◆ Job: Go through the listing and copy each line with the string "événements".

------------

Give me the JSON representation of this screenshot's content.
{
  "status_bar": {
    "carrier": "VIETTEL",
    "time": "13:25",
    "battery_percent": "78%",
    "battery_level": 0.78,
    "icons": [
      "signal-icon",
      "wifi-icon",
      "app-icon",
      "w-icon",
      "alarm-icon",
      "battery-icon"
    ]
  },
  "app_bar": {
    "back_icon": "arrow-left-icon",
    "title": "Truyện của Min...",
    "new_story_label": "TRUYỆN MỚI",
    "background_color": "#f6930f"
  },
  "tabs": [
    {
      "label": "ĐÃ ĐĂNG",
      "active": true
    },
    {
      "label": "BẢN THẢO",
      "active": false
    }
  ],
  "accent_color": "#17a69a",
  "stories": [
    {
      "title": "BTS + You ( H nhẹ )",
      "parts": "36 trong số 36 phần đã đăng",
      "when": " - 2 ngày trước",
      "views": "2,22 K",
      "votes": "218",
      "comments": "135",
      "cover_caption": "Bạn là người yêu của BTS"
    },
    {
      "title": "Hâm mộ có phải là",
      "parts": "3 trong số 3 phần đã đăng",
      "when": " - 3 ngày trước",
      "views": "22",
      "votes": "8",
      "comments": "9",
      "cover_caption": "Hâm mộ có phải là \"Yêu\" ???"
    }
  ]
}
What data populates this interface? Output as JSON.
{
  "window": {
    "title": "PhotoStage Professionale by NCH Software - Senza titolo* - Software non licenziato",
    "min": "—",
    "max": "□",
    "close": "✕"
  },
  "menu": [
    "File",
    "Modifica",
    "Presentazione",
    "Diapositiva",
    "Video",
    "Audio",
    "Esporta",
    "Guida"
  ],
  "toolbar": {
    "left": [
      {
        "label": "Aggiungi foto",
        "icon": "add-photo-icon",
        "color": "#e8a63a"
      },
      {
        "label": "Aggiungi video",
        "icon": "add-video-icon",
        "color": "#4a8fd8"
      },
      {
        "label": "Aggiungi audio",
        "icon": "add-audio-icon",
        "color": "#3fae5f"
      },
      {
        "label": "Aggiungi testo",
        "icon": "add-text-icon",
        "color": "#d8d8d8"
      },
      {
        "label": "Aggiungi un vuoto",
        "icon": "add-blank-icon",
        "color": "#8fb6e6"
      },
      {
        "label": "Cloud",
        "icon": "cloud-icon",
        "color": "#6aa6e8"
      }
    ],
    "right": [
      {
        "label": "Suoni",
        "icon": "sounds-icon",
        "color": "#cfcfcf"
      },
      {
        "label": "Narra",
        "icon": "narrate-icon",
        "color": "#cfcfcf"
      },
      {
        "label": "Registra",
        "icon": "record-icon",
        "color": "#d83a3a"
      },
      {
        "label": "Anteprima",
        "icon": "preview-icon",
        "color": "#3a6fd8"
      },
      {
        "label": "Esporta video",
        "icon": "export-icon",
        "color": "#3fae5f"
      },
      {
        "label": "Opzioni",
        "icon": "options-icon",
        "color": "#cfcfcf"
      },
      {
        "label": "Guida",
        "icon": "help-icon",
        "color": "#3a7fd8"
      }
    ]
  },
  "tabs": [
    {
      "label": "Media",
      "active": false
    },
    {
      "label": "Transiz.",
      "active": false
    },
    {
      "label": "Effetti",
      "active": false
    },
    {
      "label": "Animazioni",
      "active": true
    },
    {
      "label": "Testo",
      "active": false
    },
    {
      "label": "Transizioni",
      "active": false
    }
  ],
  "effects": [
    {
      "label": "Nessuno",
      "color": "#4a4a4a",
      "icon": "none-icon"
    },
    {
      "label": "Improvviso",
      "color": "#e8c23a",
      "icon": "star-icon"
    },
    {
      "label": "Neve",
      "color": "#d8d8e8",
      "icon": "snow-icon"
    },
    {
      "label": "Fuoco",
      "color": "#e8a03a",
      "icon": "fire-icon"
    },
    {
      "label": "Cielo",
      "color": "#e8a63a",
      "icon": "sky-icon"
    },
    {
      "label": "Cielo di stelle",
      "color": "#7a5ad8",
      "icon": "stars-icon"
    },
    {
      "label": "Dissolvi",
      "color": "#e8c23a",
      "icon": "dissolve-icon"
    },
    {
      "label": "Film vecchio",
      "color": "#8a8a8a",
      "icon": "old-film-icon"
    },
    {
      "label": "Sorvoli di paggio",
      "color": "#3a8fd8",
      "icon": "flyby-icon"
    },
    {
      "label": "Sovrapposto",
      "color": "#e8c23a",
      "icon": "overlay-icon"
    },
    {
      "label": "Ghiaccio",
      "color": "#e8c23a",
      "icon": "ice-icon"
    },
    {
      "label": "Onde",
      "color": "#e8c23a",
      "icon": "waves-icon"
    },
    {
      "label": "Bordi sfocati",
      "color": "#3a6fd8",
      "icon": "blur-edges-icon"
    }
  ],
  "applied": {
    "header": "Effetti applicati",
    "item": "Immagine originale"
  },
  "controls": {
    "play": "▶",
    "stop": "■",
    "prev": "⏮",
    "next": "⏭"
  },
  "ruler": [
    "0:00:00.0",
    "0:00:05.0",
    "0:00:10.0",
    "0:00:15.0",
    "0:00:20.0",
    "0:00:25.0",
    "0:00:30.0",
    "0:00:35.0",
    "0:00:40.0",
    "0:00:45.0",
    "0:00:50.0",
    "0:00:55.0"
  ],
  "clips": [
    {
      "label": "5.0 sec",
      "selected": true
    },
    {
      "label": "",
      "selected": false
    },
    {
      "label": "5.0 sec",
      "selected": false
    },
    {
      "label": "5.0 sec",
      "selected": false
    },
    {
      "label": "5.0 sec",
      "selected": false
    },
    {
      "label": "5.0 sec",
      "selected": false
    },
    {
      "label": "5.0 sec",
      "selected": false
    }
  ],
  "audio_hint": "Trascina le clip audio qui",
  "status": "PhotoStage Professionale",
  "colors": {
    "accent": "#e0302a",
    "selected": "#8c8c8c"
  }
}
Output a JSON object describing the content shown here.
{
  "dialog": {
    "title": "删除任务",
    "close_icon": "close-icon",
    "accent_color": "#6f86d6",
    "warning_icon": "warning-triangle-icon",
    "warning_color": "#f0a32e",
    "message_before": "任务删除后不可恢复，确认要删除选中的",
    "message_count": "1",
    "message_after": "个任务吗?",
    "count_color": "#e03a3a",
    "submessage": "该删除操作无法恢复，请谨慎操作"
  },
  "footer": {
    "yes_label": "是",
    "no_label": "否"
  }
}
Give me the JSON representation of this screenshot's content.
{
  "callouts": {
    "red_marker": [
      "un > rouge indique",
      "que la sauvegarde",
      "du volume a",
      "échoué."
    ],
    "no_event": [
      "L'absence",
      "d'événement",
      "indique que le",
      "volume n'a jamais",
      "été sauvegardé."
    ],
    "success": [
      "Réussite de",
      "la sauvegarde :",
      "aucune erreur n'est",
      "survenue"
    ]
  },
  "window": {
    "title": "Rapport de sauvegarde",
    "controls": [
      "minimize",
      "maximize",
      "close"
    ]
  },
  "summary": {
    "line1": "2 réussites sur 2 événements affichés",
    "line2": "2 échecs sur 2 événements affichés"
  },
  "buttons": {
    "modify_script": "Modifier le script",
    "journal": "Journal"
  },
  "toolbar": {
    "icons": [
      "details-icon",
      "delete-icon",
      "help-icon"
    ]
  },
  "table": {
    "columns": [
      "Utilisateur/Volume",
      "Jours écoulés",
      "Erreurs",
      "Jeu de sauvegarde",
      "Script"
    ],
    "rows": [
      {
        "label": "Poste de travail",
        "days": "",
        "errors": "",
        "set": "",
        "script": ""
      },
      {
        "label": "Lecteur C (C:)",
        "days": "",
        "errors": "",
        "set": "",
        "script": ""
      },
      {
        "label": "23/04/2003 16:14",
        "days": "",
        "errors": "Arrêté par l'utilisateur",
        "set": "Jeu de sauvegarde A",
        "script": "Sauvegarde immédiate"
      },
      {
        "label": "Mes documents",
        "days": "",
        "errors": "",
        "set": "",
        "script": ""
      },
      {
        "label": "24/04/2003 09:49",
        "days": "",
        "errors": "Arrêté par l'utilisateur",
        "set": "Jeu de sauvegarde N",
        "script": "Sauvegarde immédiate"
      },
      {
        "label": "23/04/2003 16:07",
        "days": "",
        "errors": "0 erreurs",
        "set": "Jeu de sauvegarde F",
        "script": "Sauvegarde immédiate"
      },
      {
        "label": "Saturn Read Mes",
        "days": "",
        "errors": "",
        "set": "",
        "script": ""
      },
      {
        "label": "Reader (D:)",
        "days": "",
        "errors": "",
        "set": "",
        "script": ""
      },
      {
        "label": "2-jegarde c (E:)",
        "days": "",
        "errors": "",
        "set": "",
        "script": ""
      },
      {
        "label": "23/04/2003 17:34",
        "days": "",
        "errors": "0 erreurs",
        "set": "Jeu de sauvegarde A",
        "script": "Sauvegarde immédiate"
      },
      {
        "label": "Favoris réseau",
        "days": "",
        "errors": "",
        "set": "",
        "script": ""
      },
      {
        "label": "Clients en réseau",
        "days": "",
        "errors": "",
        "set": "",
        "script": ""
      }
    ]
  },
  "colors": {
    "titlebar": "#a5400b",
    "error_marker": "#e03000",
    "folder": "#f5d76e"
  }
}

------------

◆ Task output:
    "line1": "2 réussites sur 2 événements affichés",
    "line2": "2 échecs sur 2 événements affichés"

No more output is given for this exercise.